TASK DETAILS: Give every line back verbatim, dropping all images.

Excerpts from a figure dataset

───

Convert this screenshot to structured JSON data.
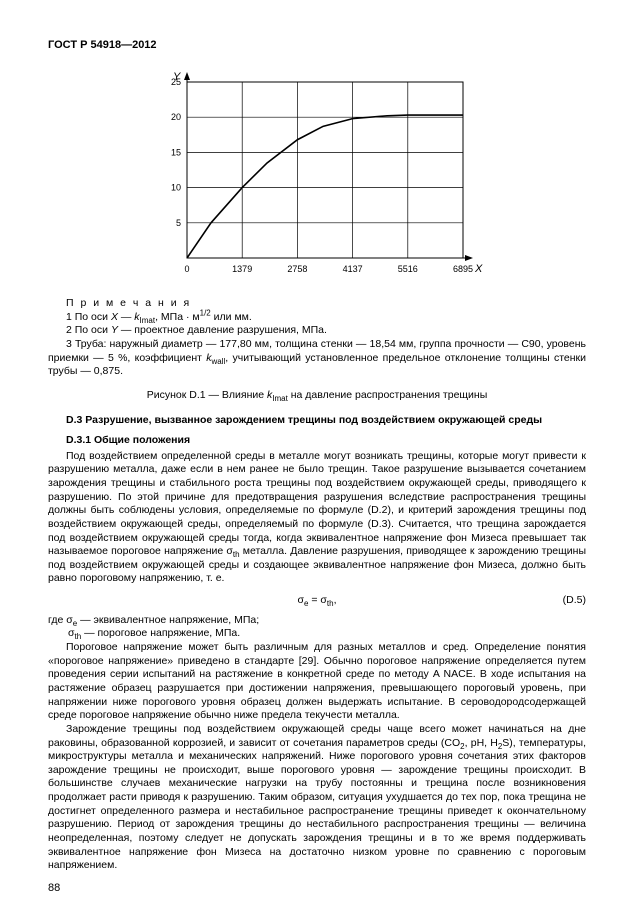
{
  "header": "ГОСТ Р 54918—2012",
  "pagenum": "88",
  "chart": {
    "type": "line",
    "x_label": "X",
    "y_label": "Y",
    "xlim": [
      0,
      6895
    ],
    "ylim": [
      0,
      25
    ],
    "xticks": [
      0,
      1379,
      2758,
      4137,
      5516,
      6895
    ],
    "yticks": [
      0,
      5,
      10,
      15,
      20,
      25
    ],
    "grid_color": "#000000",
    "line_color": "#000000",
    "line_width": 1.6,
    "background": "#ffffff",
    "tick_fontsize": 9,
    "label_fontsize": 11,
    "points": [
      {
        "x": 0,
        "y": 0
      },
      {
        "x": 600,
        "y": 5
      },
      {
        "x": 1379,
        "y": 10
      },
      {
        "x": 2000,
        "y": 13.5
      },
      {
        "x": 2758,
        "y": 16.8
      },
      {
        "x": 3400,
        "y": 18.7
      },
      {
        "x": 4137,
        "y": 19.8
      },
      {
        "x": 5000,
        "y": 20.2
      },
      {
        "x": 5516,
        "y": 20.3
      },
      {
        "x": 6895,
        "y": 20.3
      }
    ]
  },
  "notes_heading": "П р и м е ч а н и я",
  "note1_pre": "1 По оси ",
  "note1_var": "X — k",
  "note1_sub": "Imat",
  "note1_post": ", МПа · м",
  "note1_sup": "1/2",
  "note1_end": " или мм.",
  "note2_pre": "2 По оси ",
  "note2_var": "Y",
  "note2_post": " — проектное давление разрушения, МПа.",
  "note3_pre": "3 Труба: наружный диаметр — 177,80 мм, толщина стенки — 18,54 мм, группа прочности — C90, уровень приемки — 5 %, коэффициент ",
  "note3_var": "k",
  "note3_sub": "wall",
  "note3_post": ", учитывающий установленное предельное отклонение толщины стенки трубы — 0,875.",
  "fig_caption_pre": "Рисунок D.1 — Влияние ",
  "fig_caption_var": "k",
  "fig_caption_sub": "Imat",
  "fig_caption_post": "  на давление распространения трещины",
  "sec_d3": "D.3 Разрушение, вызванное зарождением трещины под воздействием окружающей среды",
  "sec_d31": "D.3.1 Общие положения",
  "para1_pre": "Под воздействием определенной среды в металле могут возникать трещины, которые могут привести к разрушению металла, даже если в нем ранее не было трещин. Такое разрушение вызывается сочетанием зарождения трещины и стабильного роста трещины под воздействием окружающей среды, приводящего к  разрушению. По этой причине для предотвращения разрушения вследствие распространения трещины должны быть соблюдены условия, определяемые по формуле (D.2), и критерий зарождения трещины под воздействием окружающей среды, определяемый по формуле (D.3). Считается, что трещина зарождается под воздействием окружающей среды тогда, когда эквивалентное напряжение фон Мизеса превышает так называемое пороговое напряжение σ",
  "para1_sub": "th",
  "para1_post": " металла. Давление разрушения, приводящее к зарождению трещины под воздействием окружающей среды и создающее эквивалентное напряжение фон Мизеса, должно быть равно пороговому напряжению, т. е.",
  "eq_lhs": "σ",
  "eq_lhs_sub": "e",
  "eq_mid": " = σ",
  "eq_rhs_sub": "th",
  "eq_end": ",",
  "eq_num": "(D.5)",
  "where_pre": "где σ",
  "where1_sub": "e",
  "where1_post": "  — эквивалентное напряжение, МПа;",
  "where2_pre": "σ",
  "where2_sub": "th",
  "where2_post": " — пороговое напряжение, МПа.",
  "para2": "Пороговое напряжение может быть различным для разных металлов и сред. Определение понятия «пороговое напряжение» приведено в стандарте [29]. Обычно пороговое напряжение определяется путем проведения серии испытаний на растяжение в конкретной среде по методу A NACE. В ходе  испытания на растяжение образец разрушается при достижении напряжения, превышающего пороговый уровень, при напряжении ниже порогового уровня образец должен выдержать испытание. В сероводородсодержащей среде пороговое напряжение обычно ниже предела текучести металла.",
  "para3_pre": "Зарождение трещины под воздействием окружающей среды чаще всего может начинаться на дне раковины, образованной коррозией, и зависит от сочетания параметров среды (CO",
  "para3_sub1": "2",
  "para3_mid": ", pH, H",
  "para3_sub2": "2",
  "para3_post": "S), температуры, микроструктуры металла и механических напряжений. Ниже порогового уровня сочетания этих факторов зарождение трещины не происходит, выше порогового уровня — зарождение трещины происходит. В большинстве случаев механические нагрузки на трубу постоянны и трещина после возникновения продолжает расти приводя к разрушению. Таким образом, ситуация ухудшается до тех пор, пока трещина не достигнет определенного размера и нестабильное распространение трещины приведет к окончательному разрушению. Период от зарождения трещины до нестабильного распространения трещины — величина неопределенная, поэтому следует не допускать зарождения трещины и в то же время поддерживать эквивалентное напряжение фон Мизеса на достаточно низком уровне по сравнению с пороговым напряжением."
}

───

REPLY TO THE EXERCISE:
Convert this screenshot to structured JSON data.
{
  "header": "ГОСТ Р 54918—2012",
  "pagenum": "88",
  "chart": {
    "type": "line",
    "x_label": "X",
    "y_label": "Y",
    "xlim": [
      0,
      6895
    ],
    "ylim": [
      0,
      25
    ],
    "xticks": [
      0,
      1379,
      2758,
      4137,
      5516,
      6895
    ],
    "yticks": [
      0,
      5,
      10,
      15,
      20,
      25
    ],
    "grid_color": "#000000",
    "line_color": "#000000",
    "line_width": 1.6,
    "background": "#ffffff",
    "tick_fontsize": 9,
    "label_fontsize": 11,
    "points": [
      {
        "x": 0,
        "y": 0
      },
      {
        "x": 600,
        "y": 5
      },
      {
        "x": 1379,
        "y": 10
      },
      {
        "x": 2000,
        "y": 13.5
      },
      {
        "x": 2758,
        "y": 16.8
      },
      {
        "x": 3400,
        "y": 18.7
      },
      {
        "x": 4137,
        "y": 19.8
      },
      {
        "x": 5000,
        "y": 20.2
      },
      {
        "x": 5516,
        "y": 20.3
      },
      {
        "x": 6895,
        "y": 20.3
      }
    ]
  },
  "notes_heading": "П р и м е ч а н и я",
  "note1_pre": "1 По оси ",
  "note1_var": "X — k",
  "note1_sub": "Imat",
  "note1_post": ", МПа · м",
  "note1_sup": "1/2",
  "note1_end": " или мм.",
  "note2_pre": "2 По оси ",
  "note2_var": "Y",
  "note2_post": " — проектное давление разрушения, МПа.",
  "note3_pre": "3 Труба: наружный диаметр — 177,80 мм, толщина стенки — 18,54 мм, группа прочности — C90, уровень приемки — 5 %, коэффициент ",
  "note3_var": "k",
  "note3_sub": "wall",
  "note3_post": ", учитывающий установленное предельное отклонение толщины стенки трубы — 0,875.",
  "fig_caption_pre": "Рисунок D.1 — Влияние ",
  "fig_caption_var": "k",
  "fig_caption_sub": "Imat",
  "fig_caption_post": "  на давление распространения трещины",
  "sec_d3": "D.3 Разрушение, вызванное зарождением трещины под воздействием окружающей среды",
  "sec_d31": "D.3.1 Общие положения",
  "para1_pre": "Под воздействием определенной среды в металле могут возникать трещины, которые могут привести к разрушению металла, даже если в нем ранее не было трещин. Такое разрушение вызывается сочетанием зарождения трещины и стабильного роста трещины под воздействием окружающей среды, приводящего к  разрушению. По этой причине для предотвращения разрушения вследствие распространения трещины должны быть соблюдены условия, определяемые по формуле (D.2), и критерий зарождения трещины под воздействием окружающей среды, определяемый по формуле (D.3). Считается, что трещина зарождается под воздействием окружающей среды тогда, когда эквивалентное напряжение фон Мизеса превышает так называемое пороговое напряжение σ",
  "para1_sub": "th",
  "para1_post": " металла. Давление разрушения, приводящее к зарождению трещины под воздействием окружающей среды и создающее эквивалентное напряжение фон Мизеса, должно быть равно пороговому напряжению, т. е.",
  "eq_lhs": "σ",
  "eq_lhs_sub": "e",
  "eq_mid": " = σ",
  "eq_rhs_sub": "th",
  "eq_end": ",",
  "eq_num": "(D.5)",
  "where_pre": "где σ",
  "where1_sub": "e",
  "where1_post": "  — эквивалентное напряжение, МПа;",
  "where2_pre": "σ",
  "where2_sub": "th",
  "where2_post": " — пороговое напряжение, МПа.",
  "para2": "Пороговое напряжение может быть различным для разных металлов и сред. Определение понятия «пороговое напряжение» приведено в стандарте [29]. Обычно пороговое напряжение определяется путем проведения серии испытаний на растяжение в конкретной среде по методу A NACE. В ходе  испытания на растяжение образец разрушается при достижении напряжения, превышающего пороговый уровень, при напряжении ниже порогового уровня образец должен выдержать испытание. В сероводородсодержащей среде пороговое напряжение обычно ниже предела текучести металла.",
  "para3_pre": "Зарождение трещины под воздействием окружающей среды чаще всего может начинаться на дне раковины, образованной коррозией, и зависит от сочетания параметров среды (CO",
  "para3_sub1": "2",
  "para3_mid": ", pH, H",
  "para3_sub2": "2",
  "para3_post": "S), температуры, микроструктуры металла и механических напряжений. Ниже порогового уровня сочетания этих факторов зарождение трещины не происходит, выше порогового уровня — зарождение трещины происходит. В большинстве случаев механические нагрузки на трубу постоянны и трещина после возникновения продолжает расти приводя к разрушению. Таким образом, ситуация ухудшается до тех пор, пока трещина не достигнет определенного размера и нестабильное распространение трещины приведет к окончательному разрушению. Период от зарождения трещины до нестабильного распространения трещины — величина неопределенная, поэтому следует не допускать зарождения трещины и в то же время поддерживать эквивалентное напряжение фон Мизеса на достаточно низком уровне по сравнению с пороговым напряжением."
}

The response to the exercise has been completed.